## Start EXTRACTED DATA

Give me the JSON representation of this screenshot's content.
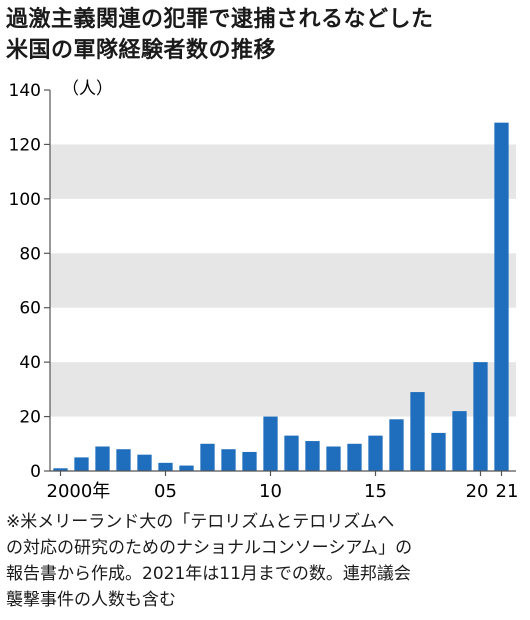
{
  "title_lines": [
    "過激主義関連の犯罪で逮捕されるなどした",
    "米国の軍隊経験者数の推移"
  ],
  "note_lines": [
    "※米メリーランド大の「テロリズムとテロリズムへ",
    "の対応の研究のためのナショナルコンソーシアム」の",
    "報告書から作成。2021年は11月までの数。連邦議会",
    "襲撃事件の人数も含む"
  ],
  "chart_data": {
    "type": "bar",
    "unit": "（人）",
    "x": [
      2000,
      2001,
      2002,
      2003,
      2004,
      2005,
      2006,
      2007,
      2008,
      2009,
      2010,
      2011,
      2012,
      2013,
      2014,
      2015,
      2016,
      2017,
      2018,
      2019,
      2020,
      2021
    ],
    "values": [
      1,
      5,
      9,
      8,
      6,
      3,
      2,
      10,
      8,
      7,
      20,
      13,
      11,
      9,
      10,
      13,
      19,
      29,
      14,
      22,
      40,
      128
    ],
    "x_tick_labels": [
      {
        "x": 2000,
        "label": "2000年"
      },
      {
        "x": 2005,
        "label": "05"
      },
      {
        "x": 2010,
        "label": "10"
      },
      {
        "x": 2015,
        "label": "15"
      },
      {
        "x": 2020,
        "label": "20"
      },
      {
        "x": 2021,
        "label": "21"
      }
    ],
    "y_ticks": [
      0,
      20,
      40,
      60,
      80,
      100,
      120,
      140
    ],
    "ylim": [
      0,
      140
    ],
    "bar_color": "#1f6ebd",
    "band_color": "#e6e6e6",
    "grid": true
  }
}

## End EXTRACTED DATA

§ PROBLEM: Without the pictures, repeat all the records word for word.

§ SOLUTION FOR THIS PROBLEM:
Give me the JSON representation of this screenshot's content.
{
  "title_lines": [
    "過激主義関連の犯罪で逮捕されるなどした",
    "米国の軍隊経験者数の推移"
  ],
  "note_lines": [
    "※米メリーランド大の「テロリズムとテロリズムへ",
    "の対応の研究のためのナショナルコンソーシアム」の",
    "報告書から作成。2021年は11月までの数。連邦議会",
    "襲撃事件の人数も含む"
  ],
  "chart_data": {
    "type": "bar",
    "unit": "（人）",
    "x": [
      2000,
      2001,
      2002,
      2003,
      2004,
      2005,
      2006,
      2007,
      2008,
      2009,
      2010,
      2011,
      2012,
      2013,
      2014,
      2015,
      2016,
      2017,
      2018,
      2019,
      2020,
      2021
    ],
    "values": [
      1,
      5,
      9,
      8,
      6,
      3,
      2,
      10,
      8,
      7,
      20,
      13,
      11,
      9,
      10,
      13,
      19,
      29,
      14,
      22,
      40,
      128
    ],
    "x_tick_labels": [
      {
        "x": 2000,
        "label": "2000年"
      },
      {
        "x": 2005,
        "label": "05"
      },
      {
        "x": 2010,
        "label": "10"
      },
      {
        "x": 2015,
        "label": "15"
      },
      {
        "x": 2020,
        "label": "20"
      },
      {
        "x": 2021,
        "label": "21"
      }
    ],
    "y_ticks": [
      0,
      20,
      40,
      60,
      80,
      100,
      120,
      140
    ],
    "ylim": [
      0,
      140
    ],
    "bar_color": "#1f6ebd",
    "band_color": "#e6e6e6",
    "grid": true
  }
}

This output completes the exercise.